_EXTRACTED ENTRIES_
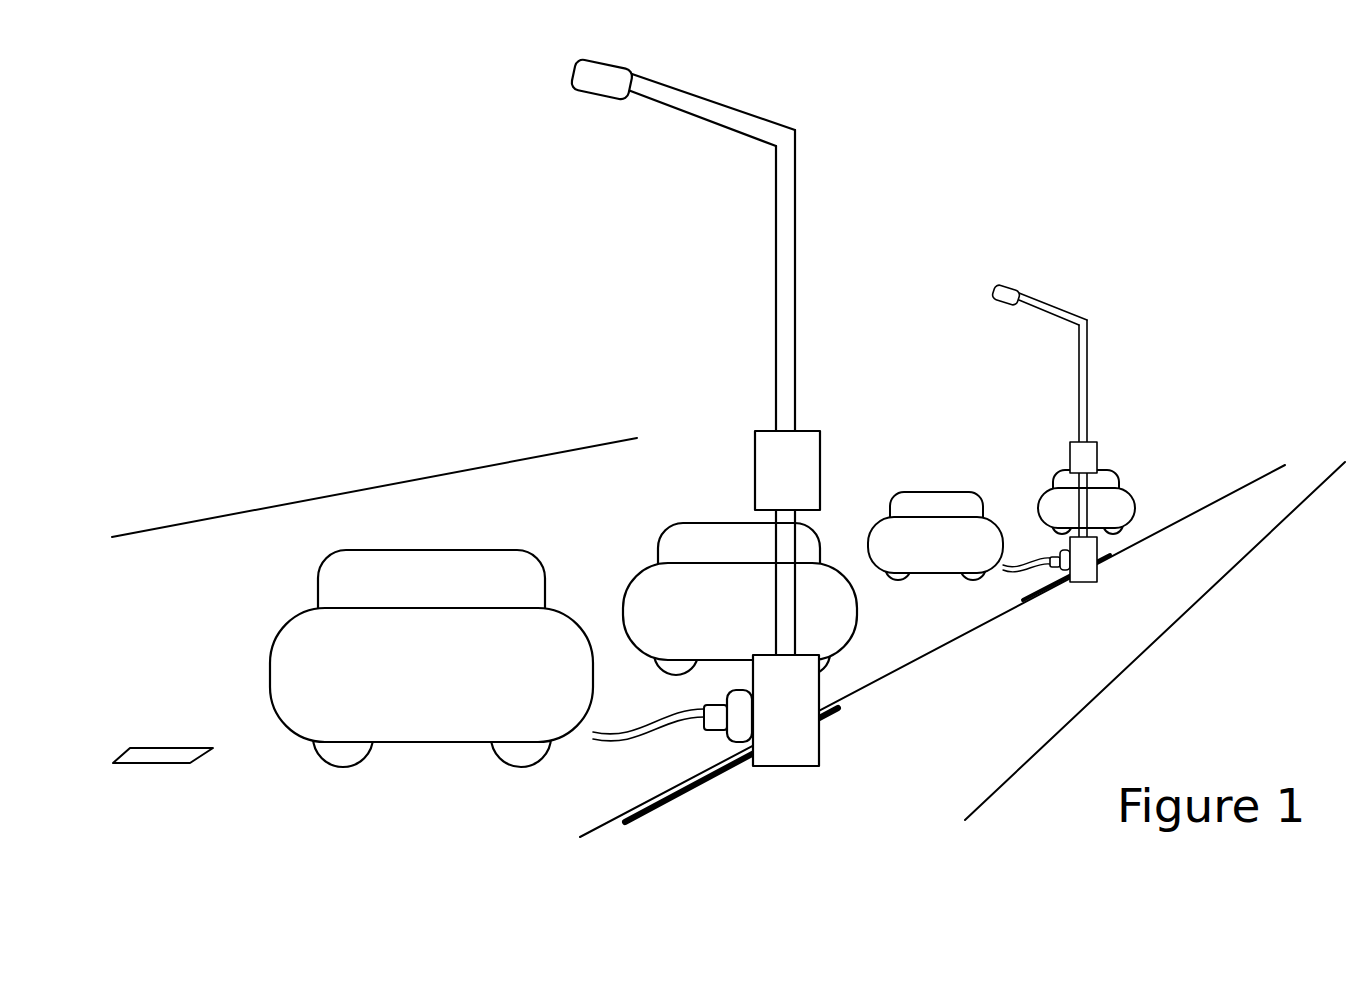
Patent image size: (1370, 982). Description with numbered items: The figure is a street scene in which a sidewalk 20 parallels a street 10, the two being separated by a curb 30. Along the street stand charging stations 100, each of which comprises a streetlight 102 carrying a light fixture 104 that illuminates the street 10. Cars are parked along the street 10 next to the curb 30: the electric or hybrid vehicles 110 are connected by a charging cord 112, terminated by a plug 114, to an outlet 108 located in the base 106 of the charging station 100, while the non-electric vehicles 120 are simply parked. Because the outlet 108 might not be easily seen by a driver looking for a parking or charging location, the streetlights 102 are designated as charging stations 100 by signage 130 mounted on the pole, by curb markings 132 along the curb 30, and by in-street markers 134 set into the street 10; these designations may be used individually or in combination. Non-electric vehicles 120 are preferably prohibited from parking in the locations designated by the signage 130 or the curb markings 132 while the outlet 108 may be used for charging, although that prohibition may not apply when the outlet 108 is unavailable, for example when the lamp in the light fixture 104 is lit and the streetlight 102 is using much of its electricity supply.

The street 10 is at (541, 517).
The sidewalk 20 is at (996, 742).
The curb 30 is at (932, 651).
The charging station 100 is at (826, 792).
The streetlight 102 is at (776, 263).
The light fixture 104 is at (573, 87).
The base 106 is at (819, 747).
The outlet 108 is at (727, 708).
The electric vehicle 110 is at (370, 550).
The charging cord 112 is at (610, 748).
The plug 114 is at (708, 728).
The non-electric vehicle 120 is at (700, 522).
The signage 130 is at (755, 478).
The curb marking 132 is at (703, 783).
The in-street marker 134 is at (147, 748).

_THE EXERCISE_
Turn every line of the material above into a numbered list, skipping blank lines and leaving out the pictures.

_EXPECTED ANSWER_
1. Patent image size: (1370, 982). Description with numbered items: The figure is a street scene in which a sidewalk 20 parallels a street 10, the two being separated by a curb 30. Along the street stand charging stations 100, each of which comprises a streetlight 102 carrying a light fixture 104 that illuminates the street 10. Cars are parked along the street 10 next to the curb 30: the electric or hybrid vehicles 110 are connected by a charging cord 112, terminated by a plug 114, to an outlet 108 located in the base 106 of the charging station 100, while the non-electric vehicles 120 are simply parked. Because the outlet 108 might not be easily seen by a driver looking for a parking or charging location, the streetlights 102 are designated as charging stations 100 by signage 130 mounted on the pole, by curb markings 132 along the curb 30, and by in-street markers 134 set into the street 10; these designations may be used individually or in combination. Non-electric vehicles 120 are preferably prohibited from parking in the locations designated by the signage 130 or the curb markings 132 while the outlet 108 may be used for charging, although that prohibition may not apply when the outlet 108 is unavailable, for example when the lamp in the light fixture 104 is lit and the streetlight 102 is using much of its electricity supply.
2. The street 10 is at (541, 517).
3. The sidewalk 20 is at (996, 742).
4. The curb 30 is at (932, 651).
5. The charging station 100 is at (826, 792).
6. The streetlight 102 is at (776, 263).
7. The light fixture 104 is at (573, 87).
8. The base 106 is at (819, 747).
9. The outlet 108 is at (727, 708).
10. The electric vehicle 110 is at (370, 550).
11. The charging cord 112 is at (610, 748).
12. The plug 114 is at (708, 728).
13. The non-electric vehicle 120 is at (700, 522).
14. The signage 130 is at (755, 478).
15. The curb marking 132 is at (703, 783).
16. The in-street marker 134 is at (147, 748).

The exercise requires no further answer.